WHAT THE EXERCISE ASKS: Repeat exactly the lines that run from the one containing "What text is on this page?" to the end of the data, and leave out all others.

[Stored data entries]

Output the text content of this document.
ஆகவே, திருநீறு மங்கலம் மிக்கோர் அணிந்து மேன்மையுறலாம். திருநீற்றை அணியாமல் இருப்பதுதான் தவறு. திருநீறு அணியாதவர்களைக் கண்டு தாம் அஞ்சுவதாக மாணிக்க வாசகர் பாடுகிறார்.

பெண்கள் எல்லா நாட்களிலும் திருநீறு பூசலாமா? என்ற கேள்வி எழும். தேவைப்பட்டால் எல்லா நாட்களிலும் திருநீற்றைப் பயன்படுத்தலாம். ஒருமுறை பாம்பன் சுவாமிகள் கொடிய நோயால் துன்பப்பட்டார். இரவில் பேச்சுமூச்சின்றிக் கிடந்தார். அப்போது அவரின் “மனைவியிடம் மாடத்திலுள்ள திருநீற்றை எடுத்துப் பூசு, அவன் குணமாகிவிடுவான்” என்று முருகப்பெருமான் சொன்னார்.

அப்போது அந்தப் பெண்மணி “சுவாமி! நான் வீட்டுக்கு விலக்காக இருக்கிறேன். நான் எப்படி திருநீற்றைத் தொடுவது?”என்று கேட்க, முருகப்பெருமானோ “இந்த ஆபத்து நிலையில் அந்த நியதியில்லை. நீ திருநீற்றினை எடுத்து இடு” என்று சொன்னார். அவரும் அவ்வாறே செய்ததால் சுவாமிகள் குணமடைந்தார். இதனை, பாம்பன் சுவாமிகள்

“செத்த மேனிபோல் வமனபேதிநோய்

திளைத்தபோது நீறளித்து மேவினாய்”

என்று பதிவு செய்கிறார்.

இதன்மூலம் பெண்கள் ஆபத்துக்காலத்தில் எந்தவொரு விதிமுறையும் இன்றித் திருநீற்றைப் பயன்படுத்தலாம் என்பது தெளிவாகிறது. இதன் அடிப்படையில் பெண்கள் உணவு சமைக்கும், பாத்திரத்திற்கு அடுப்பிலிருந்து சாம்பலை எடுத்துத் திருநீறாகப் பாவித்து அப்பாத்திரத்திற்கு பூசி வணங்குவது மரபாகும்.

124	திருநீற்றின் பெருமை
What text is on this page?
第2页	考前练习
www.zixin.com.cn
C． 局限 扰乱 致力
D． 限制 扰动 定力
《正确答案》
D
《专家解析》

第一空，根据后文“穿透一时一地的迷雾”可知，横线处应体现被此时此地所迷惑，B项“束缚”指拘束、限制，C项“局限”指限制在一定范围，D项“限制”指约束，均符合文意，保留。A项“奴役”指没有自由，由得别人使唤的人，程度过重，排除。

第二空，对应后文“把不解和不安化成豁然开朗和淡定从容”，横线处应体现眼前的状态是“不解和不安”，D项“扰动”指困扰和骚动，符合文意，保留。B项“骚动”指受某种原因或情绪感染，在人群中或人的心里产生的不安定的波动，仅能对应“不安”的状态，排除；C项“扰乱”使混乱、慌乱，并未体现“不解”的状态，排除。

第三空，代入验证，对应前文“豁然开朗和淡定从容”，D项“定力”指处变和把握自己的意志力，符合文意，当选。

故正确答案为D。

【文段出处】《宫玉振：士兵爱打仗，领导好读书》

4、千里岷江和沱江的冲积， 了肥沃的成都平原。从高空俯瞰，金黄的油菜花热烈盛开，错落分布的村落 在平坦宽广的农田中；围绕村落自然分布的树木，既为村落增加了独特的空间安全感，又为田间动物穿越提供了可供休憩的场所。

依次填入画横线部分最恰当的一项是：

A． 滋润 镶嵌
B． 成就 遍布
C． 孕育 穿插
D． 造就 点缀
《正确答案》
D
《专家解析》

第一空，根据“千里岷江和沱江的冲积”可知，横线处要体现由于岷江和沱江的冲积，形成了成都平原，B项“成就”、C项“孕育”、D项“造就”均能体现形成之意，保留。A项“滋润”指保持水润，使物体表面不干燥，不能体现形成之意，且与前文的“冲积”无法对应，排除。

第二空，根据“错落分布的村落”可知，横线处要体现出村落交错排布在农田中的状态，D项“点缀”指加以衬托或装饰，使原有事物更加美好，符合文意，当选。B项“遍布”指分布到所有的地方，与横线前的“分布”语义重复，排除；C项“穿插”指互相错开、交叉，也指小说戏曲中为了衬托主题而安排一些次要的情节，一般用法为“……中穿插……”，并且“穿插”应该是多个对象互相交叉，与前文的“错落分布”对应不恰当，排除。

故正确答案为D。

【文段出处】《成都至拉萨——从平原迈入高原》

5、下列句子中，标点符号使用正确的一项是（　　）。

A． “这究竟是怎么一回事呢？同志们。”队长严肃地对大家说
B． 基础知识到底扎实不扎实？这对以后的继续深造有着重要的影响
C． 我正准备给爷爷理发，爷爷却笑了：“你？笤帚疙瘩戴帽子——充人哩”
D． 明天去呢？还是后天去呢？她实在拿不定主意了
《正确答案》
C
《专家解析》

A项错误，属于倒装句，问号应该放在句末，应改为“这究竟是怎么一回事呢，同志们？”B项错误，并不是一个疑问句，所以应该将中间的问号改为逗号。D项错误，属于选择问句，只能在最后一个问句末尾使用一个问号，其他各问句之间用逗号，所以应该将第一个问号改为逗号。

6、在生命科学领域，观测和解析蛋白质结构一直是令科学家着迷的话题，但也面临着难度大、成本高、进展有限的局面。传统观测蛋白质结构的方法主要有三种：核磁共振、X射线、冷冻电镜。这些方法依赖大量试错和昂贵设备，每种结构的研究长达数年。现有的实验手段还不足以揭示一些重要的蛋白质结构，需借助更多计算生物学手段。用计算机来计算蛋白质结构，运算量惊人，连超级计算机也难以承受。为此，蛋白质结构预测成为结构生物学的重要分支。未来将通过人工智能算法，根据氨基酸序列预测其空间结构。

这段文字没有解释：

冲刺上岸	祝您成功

ANSWER TO THE PROBLEM:
What text is on this page?
第2页	考前练习
www.zixin.com.cn
C． 局限 扰乱 致力
D． 限制 扰动 定力
《正确答案》
D
《专家解析》

第一空，根据后文“穿透一时一地的迷雾”可知，横线处应体现被此时此地所迷惑，B项“束缚”指拘束、限制，C项“局限”指限制在一定范围，D项“限制”指约束，均符合文意，保留。A项“奴役”指没有自由，由得别人使唤的人，程度过重，排除。

第二空，对应后文“把不解和不安化成豁然开朗和淡定从容”，横线处应体现眼前的状态是“不解和不安”，D项“扰动”指困扰和骚动，符合文意，保留。B项“骚动”指受某种原因或情绪感染，在人群中或人的心里产生的不安定的波动，仅能对应“不安”的状态，排除；C项“扰乱”使混乱、慌乱，并未体现“不解”的状态，排除。

第三空，代入验证，对应前文“豁然开朗和淡定从容”，D项“定力”指处变和把握自己的意志力，符合文意，当选。

故正确答案为D。

【文段出处】《宫玉振：士兵爱打仗，领导好读书》

4、千里岷江和沱江的冲积， 了肥沃的成都平原。从高空俯瞰，金黄的油菜花热烈盛开，错落分布的村落 在平坦宽广的农田中；围绕村落自然分布的树木，既为村落增加了独特的空间安全感，又为田间动物穿越提供了可供休憩的场所。

依次填入画横线部分最恰当的一项是：

A． 滋润 镶嵌
B． 成就 遍布
C． 孕育 穿插
D． 造就 点缀
《正确答案》
D
《专家解析》

第一空，根据“千里岷江和沱江的冲积”可知，横线处要体现由于岷江和沱江的冲积，形成了成都平原，B项“成就”、C项“孕育”、D项“造就”均能体现形成之意，保留。A项“滋润”指保持水润，使物体表面不干燥，不能体现形成之意，且与前文的“冲积”无法对应，排除。

第二空，根据“错落分布的村落”可知，横线处要体现出村落交错排布在农田中的状态，D项“点缀”指加以衬托或装饰，使原有事物更加美好，符合文意，当选。B项“遍布”指分布到所有的地方，与横线前的“分布”语义重复，排除；C项“穿插”指互相错开、交叉，也指小说戏曲中为了衬托主题而安排一些次要的情节，一般用法为“……中穿插……”，并且“穿插”应该是多个对象互相交叉，与前文的“错落分布”对应不恰当，排除。

故正确答案为D。

【文段出处】《成都至拉萨——从平原迈入高原》

5、下列句子中，标点符号使用正确的一项是（　　）。

A． “这究竟是怎么一回事呢？同志们。”队长严肃地对大家说
B． 基础知识到底扎实不扎实？这对以后的继续深造有着重要的影响
C． 我正准备给爷爷理发，爷爷却笑了：“你？笤帚疙瘩戴帽子——充人哩”
D． 明天去呢？还是后天去呢？她实在拿不定主意了
《正确答案》
C
《专家解析》

A项错误，属于倒装句，问号应该放在句末，应改为“这究竟是怎么一回事呢，同志们？”B项错误，并不是一个疑问句，所以应该将中间的问号改为逗号。D项错误，属于选择问句，只能在最后一个问句末尾使用一个问号，其他各问句之间用逗号，所以应该将第一个问号改为逗号。

6、在生命科学领域，观测和解析蛋白质结构一直是令科学家着迷的话题，但也面临着难度大、成本高、进展有限的局面。传统观测蛋白质结构的方法主要有三种：核磁共振、X射线、冷冻电镜。这些方法依赖大量试错和昂贵设备，每种结构的研究长达数年。现有的实验手段还不足以揭示一些重要的蛋白质结构，需借助更多计算生物学手段。用计算机来计算蛋白质结构，运算量惊人，连超级计算机也难以承受。为此，蛋白质结构预测成为结构生物学的重要分支。未来将通过人工智能算法，根据氨基酸序列预测其空间结构。

这段文字没有解释：

冲刺上岸	祝您成功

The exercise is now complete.